* [Description of the task] Please list all lines of the material below in which the string "وكذا" occurs.

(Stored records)
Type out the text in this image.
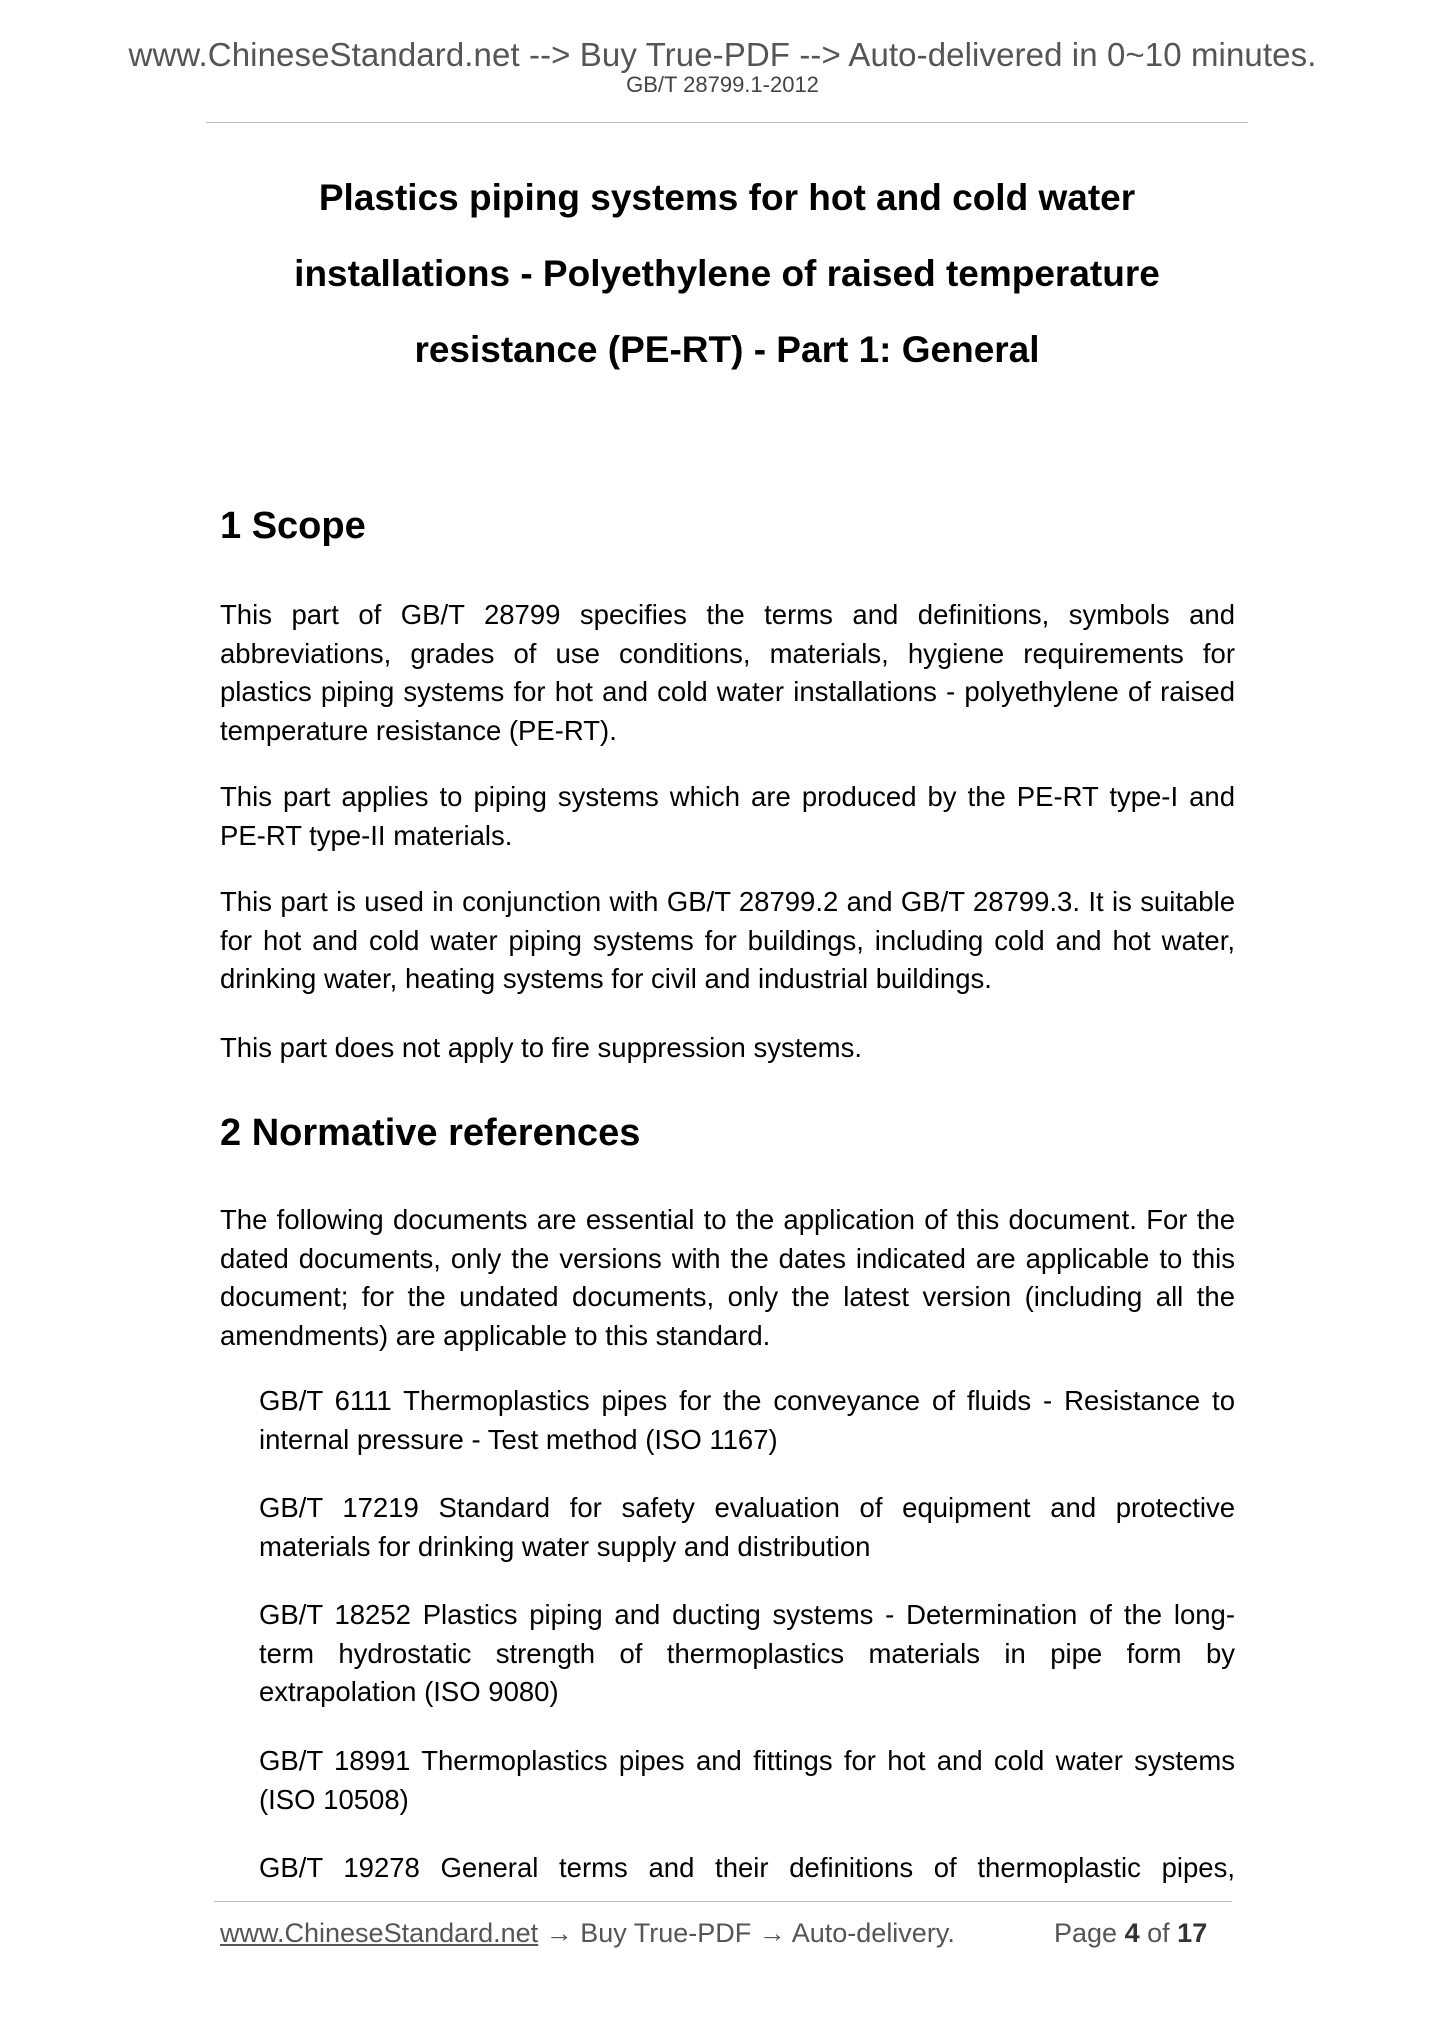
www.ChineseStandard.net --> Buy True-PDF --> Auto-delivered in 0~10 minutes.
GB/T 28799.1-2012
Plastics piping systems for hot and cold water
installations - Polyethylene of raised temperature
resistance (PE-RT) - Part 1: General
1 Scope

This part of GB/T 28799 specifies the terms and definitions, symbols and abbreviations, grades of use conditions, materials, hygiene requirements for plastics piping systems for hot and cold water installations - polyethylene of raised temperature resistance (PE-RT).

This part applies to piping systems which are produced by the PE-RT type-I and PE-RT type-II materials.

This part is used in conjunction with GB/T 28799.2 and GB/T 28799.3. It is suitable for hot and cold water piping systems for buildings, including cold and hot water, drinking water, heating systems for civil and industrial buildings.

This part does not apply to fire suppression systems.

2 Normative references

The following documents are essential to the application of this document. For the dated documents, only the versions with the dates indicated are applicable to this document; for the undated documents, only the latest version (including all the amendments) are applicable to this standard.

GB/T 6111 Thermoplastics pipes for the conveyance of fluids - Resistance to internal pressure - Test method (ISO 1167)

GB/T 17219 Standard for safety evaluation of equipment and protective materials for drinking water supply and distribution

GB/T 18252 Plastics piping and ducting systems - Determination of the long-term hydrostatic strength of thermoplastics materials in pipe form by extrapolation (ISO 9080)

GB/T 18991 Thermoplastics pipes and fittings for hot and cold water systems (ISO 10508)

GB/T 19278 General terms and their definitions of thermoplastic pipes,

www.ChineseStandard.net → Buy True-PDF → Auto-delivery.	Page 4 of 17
* * *
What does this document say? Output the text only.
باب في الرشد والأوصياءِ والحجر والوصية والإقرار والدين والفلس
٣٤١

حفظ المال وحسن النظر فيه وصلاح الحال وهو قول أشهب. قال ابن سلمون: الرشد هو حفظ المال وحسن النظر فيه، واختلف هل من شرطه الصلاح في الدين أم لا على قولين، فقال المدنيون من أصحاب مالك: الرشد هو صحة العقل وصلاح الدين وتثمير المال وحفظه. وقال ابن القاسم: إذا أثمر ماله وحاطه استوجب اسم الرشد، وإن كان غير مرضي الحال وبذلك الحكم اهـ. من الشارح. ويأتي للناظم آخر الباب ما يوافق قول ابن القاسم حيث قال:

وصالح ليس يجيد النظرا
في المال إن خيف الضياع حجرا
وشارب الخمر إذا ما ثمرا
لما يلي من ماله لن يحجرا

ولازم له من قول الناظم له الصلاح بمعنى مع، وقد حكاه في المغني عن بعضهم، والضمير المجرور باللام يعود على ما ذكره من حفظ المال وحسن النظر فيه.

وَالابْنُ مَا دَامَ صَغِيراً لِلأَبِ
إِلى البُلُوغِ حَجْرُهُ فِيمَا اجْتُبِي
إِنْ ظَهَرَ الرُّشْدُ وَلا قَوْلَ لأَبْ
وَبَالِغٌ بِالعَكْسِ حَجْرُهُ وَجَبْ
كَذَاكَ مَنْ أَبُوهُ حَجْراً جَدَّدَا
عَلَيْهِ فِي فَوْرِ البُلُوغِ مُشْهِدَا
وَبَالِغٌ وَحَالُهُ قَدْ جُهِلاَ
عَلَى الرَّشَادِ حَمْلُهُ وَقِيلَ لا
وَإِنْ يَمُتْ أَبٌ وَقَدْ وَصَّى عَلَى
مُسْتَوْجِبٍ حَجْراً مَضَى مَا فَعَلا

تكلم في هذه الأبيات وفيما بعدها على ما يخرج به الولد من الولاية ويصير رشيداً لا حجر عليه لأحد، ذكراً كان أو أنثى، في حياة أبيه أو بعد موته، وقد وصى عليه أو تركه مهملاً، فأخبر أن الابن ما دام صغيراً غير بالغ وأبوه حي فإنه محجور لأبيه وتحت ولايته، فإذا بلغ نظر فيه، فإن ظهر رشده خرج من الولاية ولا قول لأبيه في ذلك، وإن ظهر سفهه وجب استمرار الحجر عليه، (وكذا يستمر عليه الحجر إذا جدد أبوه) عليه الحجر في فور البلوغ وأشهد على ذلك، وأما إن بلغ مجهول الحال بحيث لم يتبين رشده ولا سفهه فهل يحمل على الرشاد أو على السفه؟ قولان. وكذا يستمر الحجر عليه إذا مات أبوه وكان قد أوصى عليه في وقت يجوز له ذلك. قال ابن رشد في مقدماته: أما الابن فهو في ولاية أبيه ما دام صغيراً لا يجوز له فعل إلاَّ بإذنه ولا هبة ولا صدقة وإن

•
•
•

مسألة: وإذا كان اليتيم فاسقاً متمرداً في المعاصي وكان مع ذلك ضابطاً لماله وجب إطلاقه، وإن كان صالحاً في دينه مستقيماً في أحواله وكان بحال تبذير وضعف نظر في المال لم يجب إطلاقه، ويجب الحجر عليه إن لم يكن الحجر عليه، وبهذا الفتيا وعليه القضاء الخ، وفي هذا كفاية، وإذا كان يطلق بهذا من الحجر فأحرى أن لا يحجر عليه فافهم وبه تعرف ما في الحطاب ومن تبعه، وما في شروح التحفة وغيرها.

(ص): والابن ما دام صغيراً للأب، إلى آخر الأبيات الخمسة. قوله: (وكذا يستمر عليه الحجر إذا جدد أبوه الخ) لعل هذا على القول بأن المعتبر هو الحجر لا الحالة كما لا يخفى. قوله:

* [Response to this task]
تكلم في هذه الأبيات وفيما بعدها على ما يخرج به الولد من الولاية ويصير رشيداً لا حجر عليه لأحد، ذكراً كان أو أنثى، في حياة أبيه أو بعد موته، وقد وصى عليه أو تركه مهملاً، فأخبر أن الابن ما دام صغيراً غير بالغ وأبوه حي فإنه محجور لأبيه وتحت ولايته، فإذا بلغ نظر فيه، فإن ظهر رشده خرج من الولاية ولا قول لأبيه في ذلك، وإن ظهر سفهه وجب استمرار الحجر عليه، (وكذا يستمر عليه الحجر إذا جدد أبوه) عليه الحجر في فور البلوغ وأشهد على ذلك، وأما إن بلغ مجهول الحال بحيث لم يتبين رشده ولا سفهه فهل يحمل على الرشاد أو على السفه؟ قولان. وكذا يستمر الحجر عليه إذا مات أبوه وكان قد أوصى عليه في وقت يجوز له ذلك. قال ابن رشد في مقدماته: أما الابن فهو في ولاية أبيه ما دام صغيراً لا يجوز له فعل إلاَّ بإذنه ولا هبة ولا صدقة وإن
(ص): والابن ما دام صغيراً للأب، إلى آخر الأبيات الخمسة. قوله: (وكذا يستمر عليه الحجر إذا جدد أبوه الخ) لعل هذا على القول بأن المعتبر هو الحجر لا الحالة كما لا يخفى. قوله:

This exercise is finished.